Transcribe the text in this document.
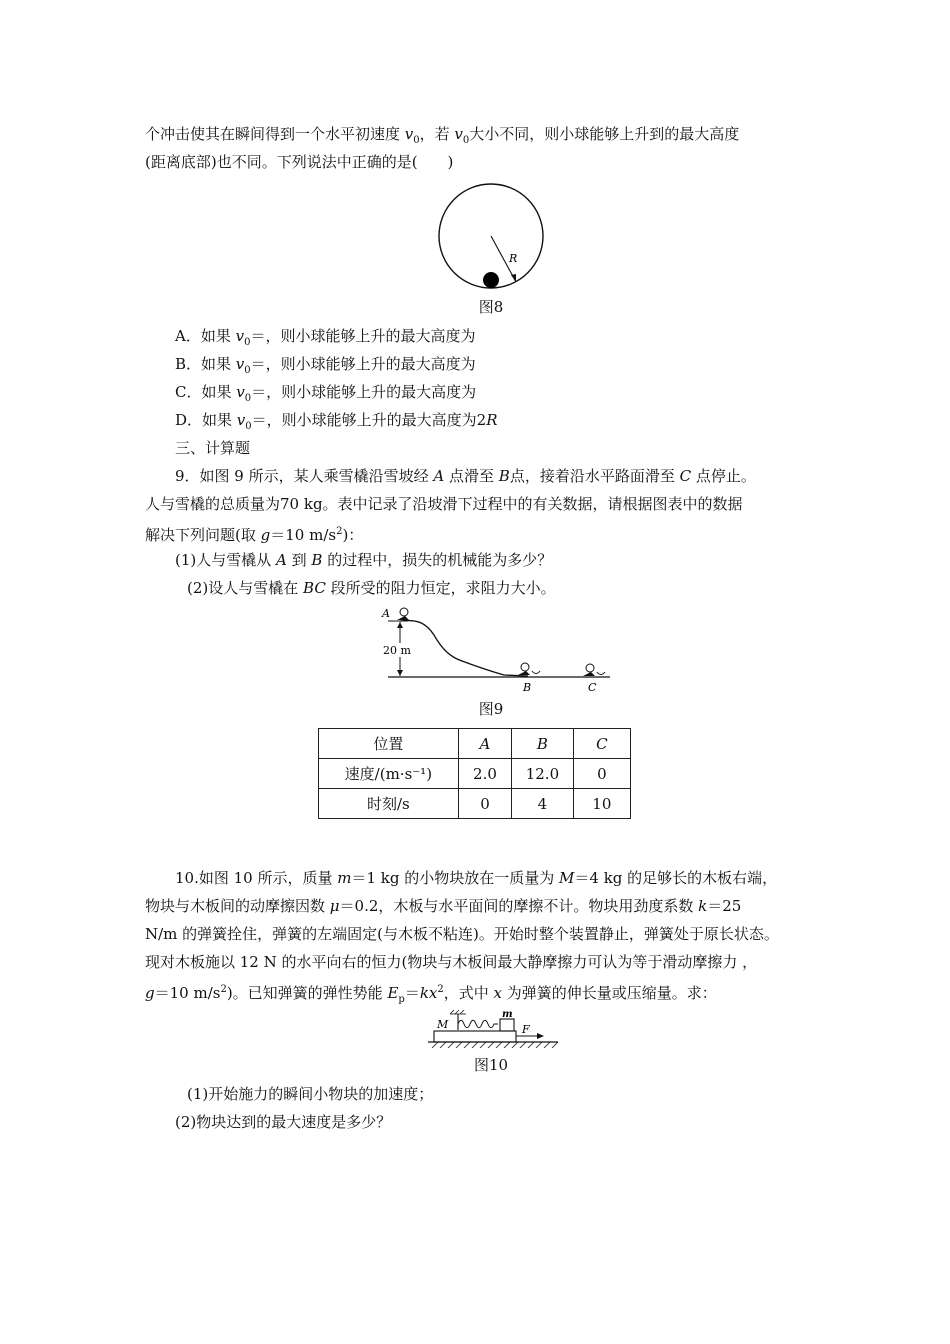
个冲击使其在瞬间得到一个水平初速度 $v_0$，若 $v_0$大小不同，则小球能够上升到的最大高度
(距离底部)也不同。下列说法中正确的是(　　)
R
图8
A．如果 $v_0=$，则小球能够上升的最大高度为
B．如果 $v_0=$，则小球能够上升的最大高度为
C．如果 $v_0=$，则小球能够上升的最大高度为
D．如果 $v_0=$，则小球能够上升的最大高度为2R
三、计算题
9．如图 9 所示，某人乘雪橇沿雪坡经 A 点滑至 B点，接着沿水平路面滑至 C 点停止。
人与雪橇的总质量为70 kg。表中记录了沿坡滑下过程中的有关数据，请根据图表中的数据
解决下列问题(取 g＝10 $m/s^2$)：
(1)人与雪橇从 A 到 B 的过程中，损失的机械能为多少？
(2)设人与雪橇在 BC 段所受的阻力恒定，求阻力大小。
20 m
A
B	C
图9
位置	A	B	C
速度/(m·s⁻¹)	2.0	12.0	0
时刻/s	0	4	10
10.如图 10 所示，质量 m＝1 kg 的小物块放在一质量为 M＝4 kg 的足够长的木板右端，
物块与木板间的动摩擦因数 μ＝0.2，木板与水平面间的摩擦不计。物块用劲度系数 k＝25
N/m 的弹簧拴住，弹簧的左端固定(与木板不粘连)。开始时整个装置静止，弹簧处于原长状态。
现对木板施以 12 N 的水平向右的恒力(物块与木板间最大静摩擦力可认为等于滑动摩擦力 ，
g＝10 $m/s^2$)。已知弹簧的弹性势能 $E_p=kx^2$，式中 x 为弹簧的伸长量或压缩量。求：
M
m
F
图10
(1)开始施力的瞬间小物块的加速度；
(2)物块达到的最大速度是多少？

---

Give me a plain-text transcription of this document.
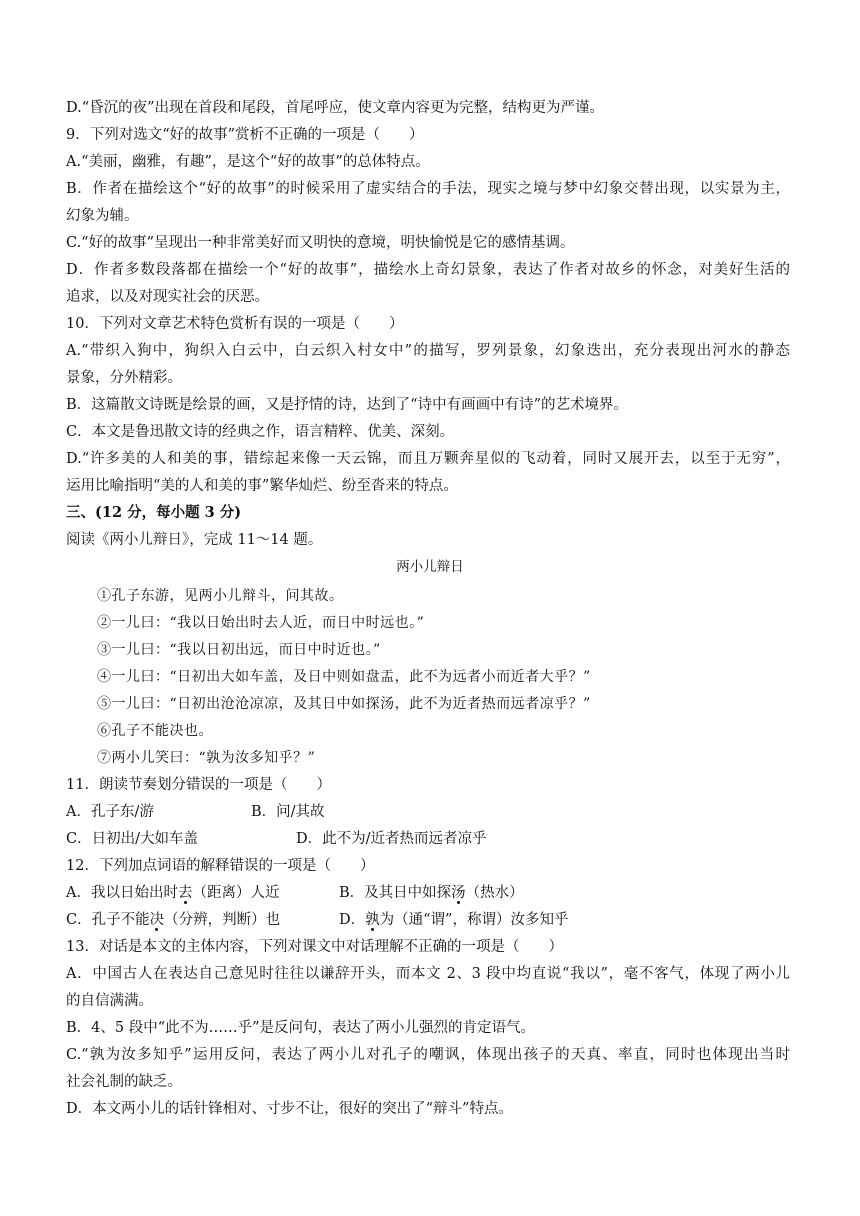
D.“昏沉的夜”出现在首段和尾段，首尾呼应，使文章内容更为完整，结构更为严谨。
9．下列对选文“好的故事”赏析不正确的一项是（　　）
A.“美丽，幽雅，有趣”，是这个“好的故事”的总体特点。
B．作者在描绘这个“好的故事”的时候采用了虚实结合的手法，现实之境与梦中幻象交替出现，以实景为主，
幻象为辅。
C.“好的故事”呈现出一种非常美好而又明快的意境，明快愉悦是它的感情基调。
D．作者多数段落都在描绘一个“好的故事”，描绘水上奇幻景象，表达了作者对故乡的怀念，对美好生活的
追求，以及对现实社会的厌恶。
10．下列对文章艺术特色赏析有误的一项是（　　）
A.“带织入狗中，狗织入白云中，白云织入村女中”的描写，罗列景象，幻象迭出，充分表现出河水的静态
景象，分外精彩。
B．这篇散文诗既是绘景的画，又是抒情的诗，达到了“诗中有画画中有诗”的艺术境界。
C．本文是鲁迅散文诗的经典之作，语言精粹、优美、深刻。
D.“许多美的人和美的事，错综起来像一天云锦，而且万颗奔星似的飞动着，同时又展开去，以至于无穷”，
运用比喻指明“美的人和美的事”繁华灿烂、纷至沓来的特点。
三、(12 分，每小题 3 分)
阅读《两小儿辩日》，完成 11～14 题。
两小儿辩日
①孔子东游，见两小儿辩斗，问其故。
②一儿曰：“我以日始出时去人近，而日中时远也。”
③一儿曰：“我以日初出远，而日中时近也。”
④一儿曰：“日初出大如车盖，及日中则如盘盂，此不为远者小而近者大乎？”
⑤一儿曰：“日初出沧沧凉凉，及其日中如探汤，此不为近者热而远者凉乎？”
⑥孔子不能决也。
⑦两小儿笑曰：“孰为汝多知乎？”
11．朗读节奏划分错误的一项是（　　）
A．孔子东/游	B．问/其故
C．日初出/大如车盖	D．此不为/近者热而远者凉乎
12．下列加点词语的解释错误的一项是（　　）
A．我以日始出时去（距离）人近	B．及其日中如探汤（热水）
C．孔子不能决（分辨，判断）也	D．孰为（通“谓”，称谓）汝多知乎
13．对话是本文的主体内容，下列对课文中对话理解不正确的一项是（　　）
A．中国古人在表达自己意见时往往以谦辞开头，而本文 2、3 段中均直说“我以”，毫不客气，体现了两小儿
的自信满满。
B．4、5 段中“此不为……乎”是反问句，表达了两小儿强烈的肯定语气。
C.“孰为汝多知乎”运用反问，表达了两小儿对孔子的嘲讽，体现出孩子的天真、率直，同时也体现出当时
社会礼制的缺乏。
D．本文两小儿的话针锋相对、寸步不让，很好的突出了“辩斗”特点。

(Written exercise):
How many lines of the listing above include the word "this"? State the number and nothing else.

(Reply):
2